>> Begin Records shown

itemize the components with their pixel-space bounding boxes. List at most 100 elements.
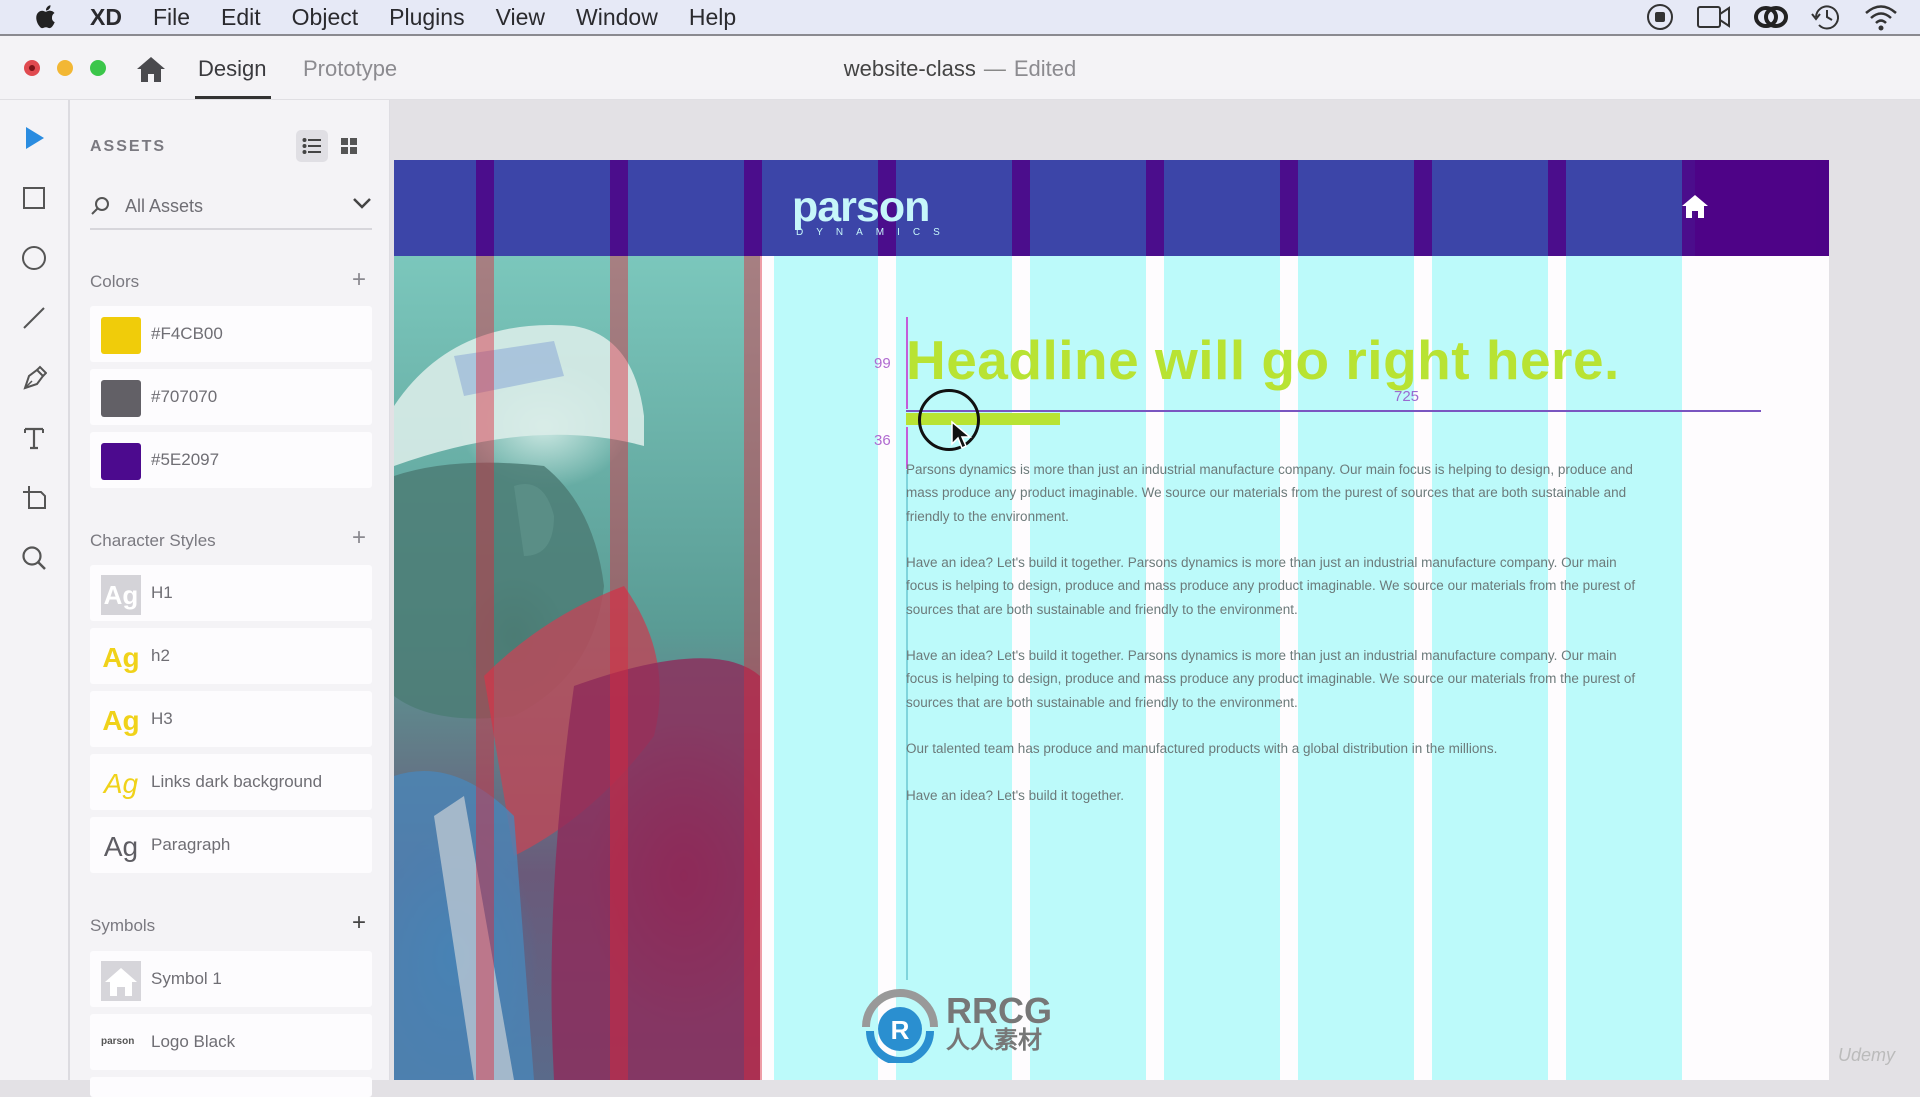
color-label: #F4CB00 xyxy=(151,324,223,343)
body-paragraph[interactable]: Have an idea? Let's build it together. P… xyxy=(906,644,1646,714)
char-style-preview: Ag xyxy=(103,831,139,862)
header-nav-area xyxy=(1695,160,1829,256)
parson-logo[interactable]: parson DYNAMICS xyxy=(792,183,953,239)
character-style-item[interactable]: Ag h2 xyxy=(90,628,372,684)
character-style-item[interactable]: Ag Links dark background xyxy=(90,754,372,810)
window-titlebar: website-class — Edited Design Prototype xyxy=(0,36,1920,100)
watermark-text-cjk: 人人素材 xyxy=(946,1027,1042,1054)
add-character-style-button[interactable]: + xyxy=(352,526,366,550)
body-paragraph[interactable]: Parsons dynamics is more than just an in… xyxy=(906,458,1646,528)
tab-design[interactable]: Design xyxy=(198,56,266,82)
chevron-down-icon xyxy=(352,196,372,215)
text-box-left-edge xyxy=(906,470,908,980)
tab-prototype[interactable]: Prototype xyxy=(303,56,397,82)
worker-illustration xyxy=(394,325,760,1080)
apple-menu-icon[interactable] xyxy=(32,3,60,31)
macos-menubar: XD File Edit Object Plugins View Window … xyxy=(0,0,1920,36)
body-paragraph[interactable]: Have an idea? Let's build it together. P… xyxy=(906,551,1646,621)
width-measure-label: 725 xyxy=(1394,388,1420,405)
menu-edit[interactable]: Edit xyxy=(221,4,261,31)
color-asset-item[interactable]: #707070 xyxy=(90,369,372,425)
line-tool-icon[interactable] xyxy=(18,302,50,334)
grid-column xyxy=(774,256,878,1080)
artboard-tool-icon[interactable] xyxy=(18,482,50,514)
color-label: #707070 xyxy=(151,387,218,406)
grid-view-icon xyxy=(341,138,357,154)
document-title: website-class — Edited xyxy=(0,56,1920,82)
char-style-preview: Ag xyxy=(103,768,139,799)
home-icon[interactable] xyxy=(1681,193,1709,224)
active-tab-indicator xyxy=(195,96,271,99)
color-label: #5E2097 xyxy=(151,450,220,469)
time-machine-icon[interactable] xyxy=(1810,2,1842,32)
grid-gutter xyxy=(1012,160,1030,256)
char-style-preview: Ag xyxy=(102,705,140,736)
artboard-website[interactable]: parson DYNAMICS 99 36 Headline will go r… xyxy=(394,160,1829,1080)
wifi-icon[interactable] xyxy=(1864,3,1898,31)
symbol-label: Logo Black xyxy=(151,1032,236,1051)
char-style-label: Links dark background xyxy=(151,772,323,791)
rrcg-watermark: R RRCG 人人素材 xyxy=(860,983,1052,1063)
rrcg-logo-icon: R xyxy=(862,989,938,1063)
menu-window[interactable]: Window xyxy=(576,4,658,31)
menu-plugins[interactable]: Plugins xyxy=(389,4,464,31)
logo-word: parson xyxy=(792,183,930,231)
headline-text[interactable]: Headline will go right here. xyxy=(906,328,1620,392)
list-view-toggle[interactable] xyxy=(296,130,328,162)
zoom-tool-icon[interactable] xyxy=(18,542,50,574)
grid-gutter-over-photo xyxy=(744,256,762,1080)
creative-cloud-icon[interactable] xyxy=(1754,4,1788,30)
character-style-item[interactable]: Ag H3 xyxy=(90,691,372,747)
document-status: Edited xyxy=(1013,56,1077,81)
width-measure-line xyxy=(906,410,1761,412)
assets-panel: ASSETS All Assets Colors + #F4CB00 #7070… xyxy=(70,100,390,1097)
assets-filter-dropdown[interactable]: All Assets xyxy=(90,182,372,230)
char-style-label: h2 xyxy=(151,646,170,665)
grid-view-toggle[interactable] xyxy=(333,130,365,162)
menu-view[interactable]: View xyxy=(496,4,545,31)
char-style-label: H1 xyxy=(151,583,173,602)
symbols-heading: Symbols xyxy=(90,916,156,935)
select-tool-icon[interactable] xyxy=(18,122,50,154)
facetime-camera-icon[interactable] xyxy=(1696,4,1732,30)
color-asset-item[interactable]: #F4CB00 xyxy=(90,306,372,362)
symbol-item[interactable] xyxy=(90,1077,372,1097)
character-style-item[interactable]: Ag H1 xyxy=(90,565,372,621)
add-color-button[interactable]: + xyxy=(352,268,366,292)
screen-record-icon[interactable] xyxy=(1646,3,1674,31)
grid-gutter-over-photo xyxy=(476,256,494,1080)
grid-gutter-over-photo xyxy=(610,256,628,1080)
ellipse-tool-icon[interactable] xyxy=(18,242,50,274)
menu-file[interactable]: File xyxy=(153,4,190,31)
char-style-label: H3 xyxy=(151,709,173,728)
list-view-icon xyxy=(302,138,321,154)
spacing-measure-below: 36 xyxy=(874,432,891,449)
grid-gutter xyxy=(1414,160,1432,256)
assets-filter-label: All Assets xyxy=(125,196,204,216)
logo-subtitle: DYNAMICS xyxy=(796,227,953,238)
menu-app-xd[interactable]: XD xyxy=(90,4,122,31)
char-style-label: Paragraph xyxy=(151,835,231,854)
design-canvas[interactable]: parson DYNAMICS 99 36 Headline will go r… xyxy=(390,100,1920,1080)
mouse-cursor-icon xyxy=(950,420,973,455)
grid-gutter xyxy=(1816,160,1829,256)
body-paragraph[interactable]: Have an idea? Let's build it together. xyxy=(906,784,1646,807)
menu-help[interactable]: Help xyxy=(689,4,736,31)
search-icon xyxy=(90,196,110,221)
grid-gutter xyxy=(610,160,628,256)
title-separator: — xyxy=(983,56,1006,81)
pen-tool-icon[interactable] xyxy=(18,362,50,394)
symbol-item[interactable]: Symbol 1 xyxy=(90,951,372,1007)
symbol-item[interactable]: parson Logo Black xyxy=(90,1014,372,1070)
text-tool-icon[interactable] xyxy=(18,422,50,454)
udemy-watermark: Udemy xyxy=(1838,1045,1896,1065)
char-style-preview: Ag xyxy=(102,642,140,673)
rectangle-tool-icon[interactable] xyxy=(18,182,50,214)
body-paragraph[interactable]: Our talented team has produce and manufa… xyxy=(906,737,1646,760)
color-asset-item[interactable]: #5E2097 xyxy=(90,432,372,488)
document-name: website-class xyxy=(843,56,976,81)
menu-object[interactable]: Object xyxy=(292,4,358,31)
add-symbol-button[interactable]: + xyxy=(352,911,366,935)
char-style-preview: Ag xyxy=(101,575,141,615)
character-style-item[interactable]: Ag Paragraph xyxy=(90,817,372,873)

>> End Records shown

◆ The exercise
Reproduce every item above exactly, line for line, omitting the pictures.

◆ Correct result
itemize the components with their pixel-space bounding boxes. List at most 100 elements.
color-label: #F4CB00 xyxy=(151,324,223,343)
body-paragraph[interactable]: Have an idea? Let's build it together. P… xyxy=(906,644,1646,714)
char-style-preview: Ag xyxy=(103,831,139,862)
header-nav-area xyxy=(1695,160,1829,256)
parson-logo[interactable]: parson DYNAMICS xyxy=(792,183,953,239)
character-style-item[interactable]: Ag h2 xyxy=(90,628,372,684)
character-style-item[interactable]: Ag Links dark background xyxy=(90,754,372,810)
window-titlebar: website-class — Edited Design Prototype xyxy=(0,36,1920,100)
watermark-text-cjk: 人人素材 xyxy=(946,1027,1042,1054)
add-character-style-button[interactable]: + xyxy=(352,526,366,550)
body-paragraph[interactable]: Parsons dynamics is more than just an in… xyxy=(906,458,1646,528)
tab-design[interactable]: Design xyxy=(198,56,266,82)
chevron-down-icon xyxy=(352,196,372,215)
text-box-left-edge xyxy=(906,470,908,980)
tab-prototype[interactable]: Prototype xyxy=(303,56,397,82)
worker-illustration xyxy=(394,325,760,1080)
apple-menu-icon[interactable] xyxy=(32,3,60,31)
macos-menubar: XD File Edit Object Plugins View Window … xyxy=(0,0,1920,36)
body-paragraph[interactable]: Have an idea? Let's build it together. P… xyxy=(906,551,1646,621)
width-measure-label: 725 xyxy=(1394,388,1420,405)
menu-edit[interactable]: Edit xyxy=(221,4,261,31)
color-asset-item[interactable]: #707070 xyxy=(90,369,372,425)
line-tool-icon[interactable] xyxy=(18,302,50,334)
grid-column xyxy=(774,256,878,1080)
artboard-tool-icon[interactable] xyxy=(18,482,50,514)
color-label: #707070 xyxy=(151,387,218,406)
grid-view-icon xyxy=(341,138,357,154)
document-title: website-class — Edited xyxy=(0,56,1920,82)
char-style-preview: Ag xyxy=(103,768,139,799)
home-icon[interactable] xyxy=(1681,193,1709,224)
active-tab-indicator xyxy=(195,96,271,99)
color-label: #5E2097 xyxy=(151,450,220,469)
time-machine-icon[interactable] xyxy=(1810,2,1842,32)
grid-gutter xyxy=(1012,160,1030,256)
char-style-preview: Ag xyxy=(102,705,140,736)
artboard-website[interactable]: parson DYNAMICS 99 36 Headline will go r… xyxy=(394,160,1829,1080)
wifi-icon[interactable] xyxy=(1864,3,1898,31)
symbol-label: Logo Black xyxy=(151,1032,236,1051)
char-style-label: Links dark background xyxy=(151,772,323,791)
rrcg-watermark: R RRCG 人人素材 xyxy=(860,983,1052,1063)
rrcg-logo-icon: R xyxy=(862,989,938,1063)
menu-window[interactable]: Window xyxy=(576,4,658,31)
menu-plugins[interactable]: Plugins xyxy=(389,4,464,31)
logo-word: parson xyxy=(792,183,930,231)
headline-text[interactable]: Headline will go right here. xyxy=(906,328,1620,392)
list-view-toggle[interactable] xyxy=(296,130,328,162)
zoom-tool-icon[interactable] xyxy=(18,542,50,574)
grid-gutter-over-photo xyxy=(744,256,762,1080)
creative-cloud-icon[interactable] xyxy=(1754,4,1788,30)
character-style-item[interactable]: Ag H3 xyxy=(90,691,372,747)
document-status: Edited xyxy=(1013,56,1077,81)
width-measure-line xyxy=(906,410,1761,412)
assets-panel: ASSETS All Assets Colors + #F4CB00 #7070… xyxy=(70,100,390,1097)
assets-filter-dropdown[interactable]: All Assets xyxy=(90,182,372,230)
char-style-label: h2 xyxy=(151,646,170,665)
grid-view-toggle[interactable] xyxy=(333,130,365,162)
menu-view[interactable]: View xyxy=(496,4,545,31)
char-style-label: H1 xyxy=(151,583,173,602)
symbols-heading: Symbols xyxy=(90,916,156,935)
select-tool-icon[interactable] xyxy=(18,122,50,154)
facetime-camera-icon[interactable] xyxy=(1696,4,1732,30)
color-asset-item[interactable]: #F4CB00 xyxy=(90,306,372,362)
symbol-item[interactable] xyxy=(90,1077,372,1097)
character-style-item[interactable]: Ag H1 xyxy=(90,565,372,621)
add-color-button[interactable]: + xyxy=(352,268,366,292)
screen-record-icon[interactable] xyxy=(1646,3,1674,31)
grid-gutter-over-photo xyxy=(476,256,494,1080)
grid-gutter-over-photo xyxy=(610,256,628,1080)
ellipse-tool-icon[interactable] xyxy=(18,242,50,274)
menu-file[interactable]: File xyxy=(153,4,190,31)
char-style-label: H3 xyxy=(151,709,173,728)
list-view-icon xyxy=(302,138,321,154)
spacing-measure-below: 36 xyxy=(874,432,891,449)
grid-gutter xyxy=(1414,160,1432,256)
assets-filter-label: All Assets xyxy=(125,196,204,216)
logo-subtitle: DYNAMICS xyxy=(796,227,953,238)
menu-app-xd[interactable]: XD xyxy=(90,4,122,31)
char-style-label: Paragraph xyxy=(151,835,231,854)
design-canvas[interactable]: parson DYNAMICS 99 36 Headline will go r… xyxy=(390,100,1920,1080)
mouse-cursor-icon xyxy=(950,420,973,455)
grid-gutter xyxy=(1816,160,1829,256)
body-paragraph[interactable]: Have an idea? Let's build it together. xyxy=(906,784,1646,807)
menu-help[interactable]: Help xyxy=(689,4,736,31)
search-icon xyxy=(90,196,110,221)
grid-gutter xyxy=(610,160,628,256)
title-separator: — xyxy=(983,56,1006,81)
pen-tool-icon[interactable] xyxy=(18,362,50,394)
symbol-item[interactable]: Symbol 1 xyxy=(90,951,372,1007)
symbol-item[interactable]: parson Logo Black xyxy=(90,1014,372,1070)
text-tool-icon[interactable] xyxy=(18,422,50,454)
udemy-watermark: Udemy xyxy=(1838,1045,1896,1065)
char-style-preview: Ag xyxy=(102,642,140,673)
rectangle-tool-icon[interactable] xyxy=(18,182,50,214)
body-paragraph[interactable]: Our talented team has produce and manufa… xyxy=(906,737,1646,760)
color-asset-item[interactable]: #5E2097 xyxy=(90,432,372,488)
document-name: website-class xyxy=(843,56,976,81)
menu-object[interactable]: Object xyxy=(292,4,358,31)
add-symbol-button[interactable]: + xyxy=(352,911,366,935)
char-style-preview: Ag xyxy=(101,575,141,615)
character-style-item[interactable]: Ag Paragraph xyxy=(90,817,372,873)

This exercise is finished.